> **Entries provided**
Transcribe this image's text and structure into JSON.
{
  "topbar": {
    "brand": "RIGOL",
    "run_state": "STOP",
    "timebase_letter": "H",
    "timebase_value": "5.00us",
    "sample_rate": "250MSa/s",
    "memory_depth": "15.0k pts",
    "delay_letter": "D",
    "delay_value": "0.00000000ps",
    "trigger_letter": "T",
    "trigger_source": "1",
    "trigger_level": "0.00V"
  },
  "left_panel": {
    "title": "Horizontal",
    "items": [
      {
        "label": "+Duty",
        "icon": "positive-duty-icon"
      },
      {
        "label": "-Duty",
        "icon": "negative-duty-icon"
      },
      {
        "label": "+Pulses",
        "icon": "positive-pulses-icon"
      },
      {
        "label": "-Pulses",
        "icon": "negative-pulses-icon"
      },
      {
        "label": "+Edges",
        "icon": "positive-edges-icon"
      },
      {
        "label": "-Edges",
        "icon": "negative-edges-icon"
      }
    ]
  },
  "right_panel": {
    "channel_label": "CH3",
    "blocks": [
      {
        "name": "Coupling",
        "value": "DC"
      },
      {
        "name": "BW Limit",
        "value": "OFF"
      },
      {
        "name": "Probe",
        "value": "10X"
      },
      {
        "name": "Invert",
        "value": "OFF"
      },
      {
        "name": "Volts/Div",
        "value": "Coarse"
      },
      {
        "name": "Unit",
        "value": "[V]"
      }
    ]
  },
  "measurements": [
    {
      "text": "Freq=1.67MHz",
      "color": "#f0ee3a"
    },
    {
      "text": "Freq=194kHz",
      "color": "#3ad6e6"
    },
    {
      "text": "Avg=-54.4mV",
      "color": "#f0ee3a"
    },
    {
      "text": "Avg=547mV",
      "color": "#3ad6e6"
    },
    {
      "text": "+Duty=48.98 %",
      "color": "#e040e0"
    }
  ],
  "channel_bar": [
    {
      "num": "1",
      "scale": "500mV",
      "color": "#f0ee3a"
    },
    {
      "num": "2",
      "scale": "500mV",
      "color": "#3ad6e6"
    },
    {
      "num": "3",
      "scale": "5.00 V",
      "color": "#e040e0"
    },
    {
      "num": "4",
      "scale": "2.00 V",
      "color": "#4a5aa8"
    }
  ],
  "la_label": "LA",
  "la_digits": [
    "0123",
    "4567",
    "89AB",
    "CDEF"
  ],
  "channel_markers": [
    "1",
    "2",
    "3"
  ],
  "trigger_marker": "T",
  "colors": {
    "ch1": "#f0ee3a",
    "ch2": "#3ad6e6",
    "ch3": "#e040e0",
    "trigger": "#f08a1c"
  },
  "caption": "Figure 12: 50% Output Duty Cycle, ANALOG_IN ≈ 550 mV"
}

> **Written exercise**
Write out the entire listing exactly.

> **Task response**
Transcribe this image's text and structure into JSON.
{
  "topbar": {
    "brand": "RIGOL",
    "run_state": "STOP",
    "timebase_letter": "H",
    "timebase_value": "5.00us",
    "sample_rate": "250MSa/s",
    "memory_depth": "15.0k pts",
    "delay_letter": "D",
    "delay_value": "0.00000000ps",
    "trigger_letter": "T",
    "trigger_source": "1",
    "trigger_level": "0.00V"
  },
  "left_panel": {
    "title": "Horizontal",
    "items": [
      {
        "label": "+Duty",
        "icon": "positive-duty-icon"
      },
      {
        "label": "-Duty",
        "icon": "negative-duty-icon"
      },
      {
        "label": "+Pulses",
        "icon": "positive-pulses-icon"
      },
      {
        "label": "-Pulses",
        "icon": "negative-pulses-icon"
      },
      {
        "label": "+Edges",
        "icon": "positive-edges-icon"
      },
      {
        "label": "-Edges",
        "icon": "negative-edges-icon"
      }
    ]
  },
  "right_panel": {
    "channel_label": "CH3",
    "blocks": [
      {
        "name": "Coupling",
        "value": "DC"
      },
      {
        "name": "BW Limit",
        "value": "OFF"
      },
      {
        "name": "Probe",
        "value": "10X"
      },
      {
        "name": "Invert",
        "value": "OFF"
      },
      {
        "name": "Volts/Div",
        "value": "Coarse"
      },
      {
        "name": "Unit",
        "value": "[V]"
      }
    ]
  },
  "measurements": [
    {
      "text": "Freq=1.67MHz",
      "color": "#f0ee3a"
    },
    {
      "text": "Freq=194kHz",
      "color": "#3ad6e6"
    },
    {
      "text": "Avg=-54.4mV",
      "color": "#f0ee3a"
    },
    {
      "text": "Avg=547mV",
      "color": "#3ad6e6"
    },
    {
      "text": "+Duty=48.98 %",
      "color": "#e040e0"
    }
  ],
  "channel_bar": [
    {
      "num": "1",
      "scale": "500mV",
      "color": "#f0ee3a"
    },
    {
      "num": "2",
      "scale": "500mV",
      "color": "#3ad6e6"
    },
    {
      "num": "3",
      "scale": "5.00 V",
      "color": "#e040e0"
    },
    {
      "num": "4",
      "scale": "2.00 V",
      "color": "#4a5aa8"
    }
  ],
  "la_label": "LA",
  "la_digits": [
    "0123",
    "4567",
    "89AB",
    "CDEF"
  ],
  "channel_markers": [
    "1",
    "2",
    "3"
  ],
  "trigger_marker": "T",
  "colors": {
    "ch1": "#f0ee3a",
    "ch2": "#3ad6e6",
    "ch3": "#e040e0",
    "trigger": "#f08a1c"
  },
  "caption": "Figure 12: 50% Output Duty Cycle, ANALOG_IN ≈ 550 mV"
}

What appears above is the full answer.